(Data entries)
----
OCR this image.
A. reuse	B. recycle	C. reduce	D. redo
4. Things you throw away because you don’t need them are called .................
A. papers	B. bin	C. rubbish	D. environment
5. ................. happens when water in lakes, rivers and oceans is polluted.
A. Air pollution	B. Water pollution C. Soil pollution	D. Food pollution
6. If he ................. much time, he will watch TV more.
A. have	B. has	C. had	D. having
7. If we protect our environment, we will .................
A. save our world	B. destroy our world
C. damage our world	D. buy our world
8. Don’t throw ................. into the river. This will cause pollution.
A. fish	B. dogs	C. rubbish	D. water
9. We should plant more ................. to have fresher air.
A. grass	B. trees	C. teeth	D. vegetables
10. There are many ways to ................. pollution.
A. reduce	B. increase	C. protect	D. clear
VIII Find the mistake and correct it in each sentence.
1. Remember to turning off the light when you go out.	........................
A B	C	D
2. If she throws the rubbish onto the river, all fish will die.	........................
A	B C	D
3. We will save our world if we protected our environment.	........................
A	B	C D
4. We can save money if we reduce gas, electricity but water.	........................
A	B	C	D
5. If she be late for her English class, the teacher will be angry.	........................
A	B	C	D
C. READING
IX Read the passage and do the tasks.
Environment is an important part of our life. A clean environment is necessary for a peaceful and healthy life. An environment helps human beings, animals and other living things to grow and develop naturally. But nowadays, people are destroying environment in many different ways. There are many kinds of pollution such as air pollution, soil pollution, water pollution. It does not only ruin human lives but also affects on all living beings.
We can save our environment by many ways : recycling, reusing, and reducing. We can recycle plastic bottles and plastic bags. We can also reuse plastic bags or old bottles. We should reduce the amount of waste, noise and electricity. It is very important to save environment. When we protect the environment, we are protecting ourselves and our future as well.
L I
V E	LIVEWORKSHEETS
----
§ **EXERCISE DETAILS**
Every entry should be output exactly as written, please.

§ **RESULT OF THIS EXERCISE**
OCR this image.
A. reuse	B. recycle	C. reduce	D. redo
4. Things you throw away because you don’t need them are called .................
A. papers	B. bin	C. rubbish	D. environment
5. ................. happens when water in lakes, rivers and oceans is polluted.
A. Air pollution	B. Water pollution C. Soil pollution	D. Food pollution
6. If he ................. much time, he will watch TV more.
A. have	B. has	C. had	D. having
7. If we protect our environment, we will .................
A. save our world	B. destroy our world
C. damage our world	D. buy our world
8. Don’t throw ................. into the river. This will cause pollution.
A. fish	B. dogs	C. rubbish	D. water
9. We should plant more ................. to have fresher air.
A. grass	B. trees	C. teeth	D. vegetables
10. There are many ways to ................. pollution.
A. reduce	B. increase	C. protect	D. clear
VIII Find the mistake and correct it in each sentence.
1. Remember to turning off the light when you go out.	........................
A B	C	D
2. If she throws the rubbish onto the river, all fish will die.	........................
A	B C	D
3. We will save our world if we protected our environment.	........................
A	B	C D
4. We can save money if we reduce gas, electricity but water.	........................
A	B	C	D
5. If she be late for her English class, the teacher will be angry.	........................
A	B	C	D
C. READING
IX Read the passage and do the tasks.
Environment is an important part of our life. A clean environment is necessary for a peaceful and healthy life. An environment helps human beings, animals and other living things to grow and develop naturally. But nowadays, people are destroying environment in many different ways. There are many kinds of pollution such as air pollution, soil pollution, water pollution. It does not only ruin human lives but also affects on all living beings.
We can save our environment by many ways : recycling, reusing, and reducing. We can recycle plastic bottles and plastic bags. We can also reuse plastic bags or old bottles. We should reduce the amount of waste, noise and electricity. It is very important to save environment. When we protect the environment, we are protecting ourselves and our future as well.
L I
V E	LIVEWORKSHEETS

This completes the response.